• EXERCISE DATA:
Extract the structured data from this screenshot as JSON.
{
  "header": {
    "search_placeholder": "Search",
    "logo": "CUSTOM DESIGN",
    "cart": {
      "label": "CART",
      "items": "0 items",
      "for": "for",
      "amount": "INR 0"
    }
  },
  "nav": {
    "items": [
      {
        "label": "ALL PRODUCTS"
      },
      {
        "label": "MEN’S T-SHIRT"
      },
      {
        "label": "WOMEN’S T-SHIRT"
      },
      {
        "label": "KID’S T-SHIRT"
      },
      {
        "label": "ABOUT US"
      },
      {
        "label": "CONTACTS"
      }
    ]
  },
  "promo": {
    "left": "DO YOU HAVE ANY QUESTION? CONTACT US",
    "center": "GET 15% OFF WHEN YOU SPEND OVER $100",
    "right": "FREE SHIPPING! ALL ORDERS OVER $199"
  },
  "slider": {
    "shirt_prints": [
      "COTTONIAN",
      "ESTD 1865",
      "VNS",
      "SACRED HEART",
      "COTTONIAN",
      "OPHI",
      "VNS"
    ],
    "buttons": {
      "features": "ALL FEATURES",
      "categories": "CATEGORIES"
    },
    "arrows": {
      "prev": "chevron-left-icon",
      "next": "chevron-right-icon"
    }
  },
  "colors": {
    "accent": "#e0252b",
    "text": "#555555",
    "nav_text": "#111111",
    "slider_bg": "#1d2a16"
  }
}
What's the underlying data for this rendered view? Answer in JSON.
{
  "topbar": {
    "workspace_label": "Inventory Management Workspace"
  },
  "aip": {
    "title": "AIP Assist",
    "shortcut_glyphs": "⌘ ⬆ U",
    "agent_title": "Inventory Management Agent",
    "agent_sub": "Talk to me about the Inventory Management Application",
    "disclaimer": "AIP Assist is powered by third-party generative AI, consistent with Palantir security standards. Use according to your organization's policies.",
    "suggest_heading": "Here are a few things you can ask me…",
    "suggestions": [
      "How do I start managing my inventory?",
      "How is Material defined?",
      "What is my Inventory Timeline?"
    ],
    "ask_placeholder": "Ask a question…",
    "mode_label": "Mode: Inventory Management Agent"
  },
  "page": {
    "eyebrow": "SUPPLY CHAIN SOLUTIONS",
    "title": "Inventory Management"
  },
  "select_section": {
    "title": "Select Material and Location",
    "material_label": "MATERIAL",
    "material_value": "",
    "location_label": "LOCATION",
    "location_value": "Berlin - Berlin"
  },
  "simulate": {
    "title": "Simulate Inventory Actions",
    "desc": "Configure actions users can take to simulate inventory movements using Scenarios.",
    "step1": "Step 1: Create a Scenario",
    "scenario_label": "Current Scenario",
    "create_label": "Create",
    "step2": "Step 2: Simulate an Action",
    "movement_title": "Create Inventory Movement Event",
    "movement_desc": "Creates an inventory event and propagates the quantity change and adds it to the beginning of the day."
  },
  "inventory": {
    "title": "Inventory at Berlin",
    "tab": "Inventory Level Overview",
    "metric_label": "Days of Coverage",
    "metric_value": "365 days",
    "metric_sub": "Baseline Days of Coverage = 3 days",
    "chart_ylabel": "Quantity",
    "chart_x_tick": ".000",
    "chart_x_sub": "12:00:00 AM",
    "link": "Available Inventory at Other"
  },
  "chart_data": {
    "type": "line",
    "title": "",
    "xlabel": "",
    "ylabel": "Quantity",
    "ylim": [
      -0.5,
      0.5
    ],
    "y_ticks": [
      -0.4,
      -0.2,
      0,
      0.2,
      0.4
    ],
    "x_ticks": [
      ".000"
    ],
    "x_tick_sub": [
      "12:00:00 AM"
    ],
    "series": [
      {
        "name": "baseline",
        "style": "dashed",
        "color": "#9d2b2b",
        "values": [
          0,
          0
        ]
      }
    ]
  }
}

• GOAL:
Find how many of the lines above have the word "Assist" in them. State only that number.

• EXERCISE RESPONSE:
2